(Records)
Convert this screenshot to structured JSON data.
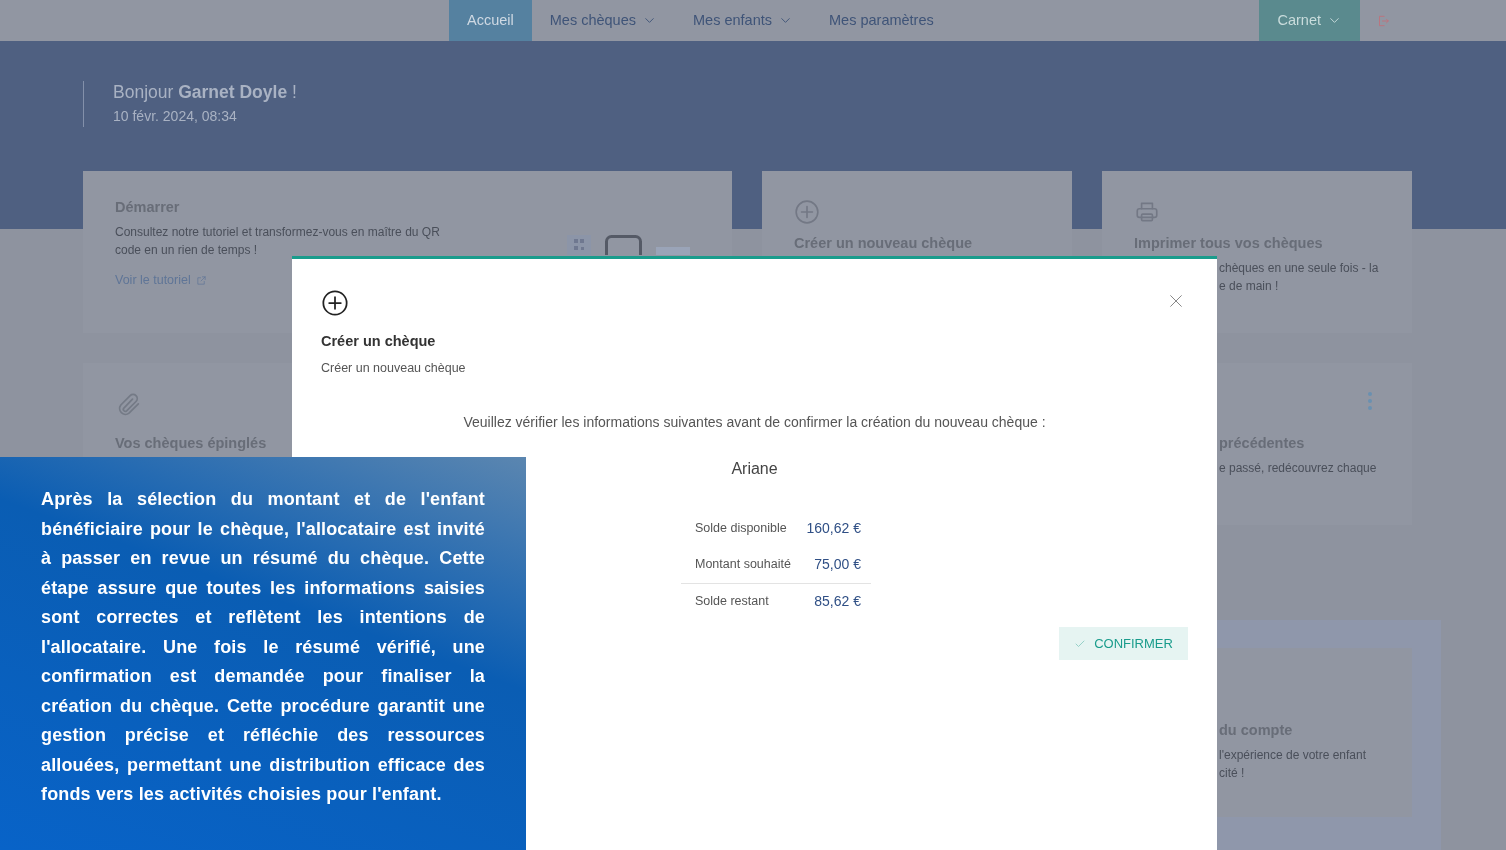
{
  "navbar": {
    "items": [
      {
        "label": "Accueil",
        "selected": true,
        "dropdown": false
      },
      {
        "label": "Mes chèques",
        "selected": false,
        "dropdown": true
      },
      {
        "label": "Mes enfants",
        "selected": false,
        "dropdown": true
      },
      {
        "label": "Mes paramètres",
        "selected": false,
        "dropdown": false
      }
    ],
    "account": {
      "label": "Carnet",
      "dropdown": true
    }
  },
  "header": {
    "greeting": "Bonjour **Garnet Doyle** !",
    "datetime": "10 févr. 2024, 08:34"
  },
  "cards": [
    {
      "kind": "tutorial",
      "title": "Démarrer",
      "text": "Consultez notre tutoriel et transformez-vous en maître du QR code en un rien de temps !",
      "link": "Voir le tutoriel"
    },
    {
      "kind": "create",
      "title": "Créer un nouveau chèque"
    },
    {
      "kind": "print",
      "title": "Imprimer tous vos chèques",
      "lines": [
        "chèques en une seule fois - la",
        "e de main !"
      ]
    },
    {
      "kind": "pinned",
      "title": "Vos chèques épinglés"
    },
    {
      "kind": "history",
      "title": "précédentes",
      "lines": [
        "e passé, redécouvrez chaque"
      ]
    },
    {
      "kind": "account",
      "title": "du compte",
      "lines": [
        "l'expérience de votre enfant",
        "cité !"
      ]
    }
  ],
  "modal": {
    "title": "Créer un chèque",
    "subtitle": "Créer un nouveau chèque",
    "message": "Veuillez vérifier les informations suivantes avant de confirmer la création du nouveau chèque :",
    "child": "Ariane",
    "rows": [
      {
        "label": "Solde disponible",
        "value": "160,62 €"
      },
      {
        "label": "Montant souhaité",
        "value": "75,00 €"
      },
      {
        "label": "Solde restant",
        "value": "85,62 €"
      }
    ],
    "confirm": "CONFIRMER"
  },
  "caption": {
    "text": "Après la sélection du montant et de l'enfant bénéficiaire pour le chèque, l'allocataire est invité à passer en revue un résumé du chèque. Cette étape assure que toutes les informations saisies sont correctes et reflètent les intentions de l'allocataire. Une fois le résumé vérifié, une confirmation est demandée pour finaliser la création du chèque. Cette procédure garantit une gestion précise et réfléchie des ressources allouées, permettant une distribution efficace des fonds vers les activités choisies pour l'enfant."
  }
}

Exercise goal:
Find the lines that include the string "tutoriel", then copy each of them.

Exercise answer:
      "text": "Consultez notre tutoriel et transformez-vous en maître du QR code en un rien de temps !",
      "link": "Voir le tutoriel"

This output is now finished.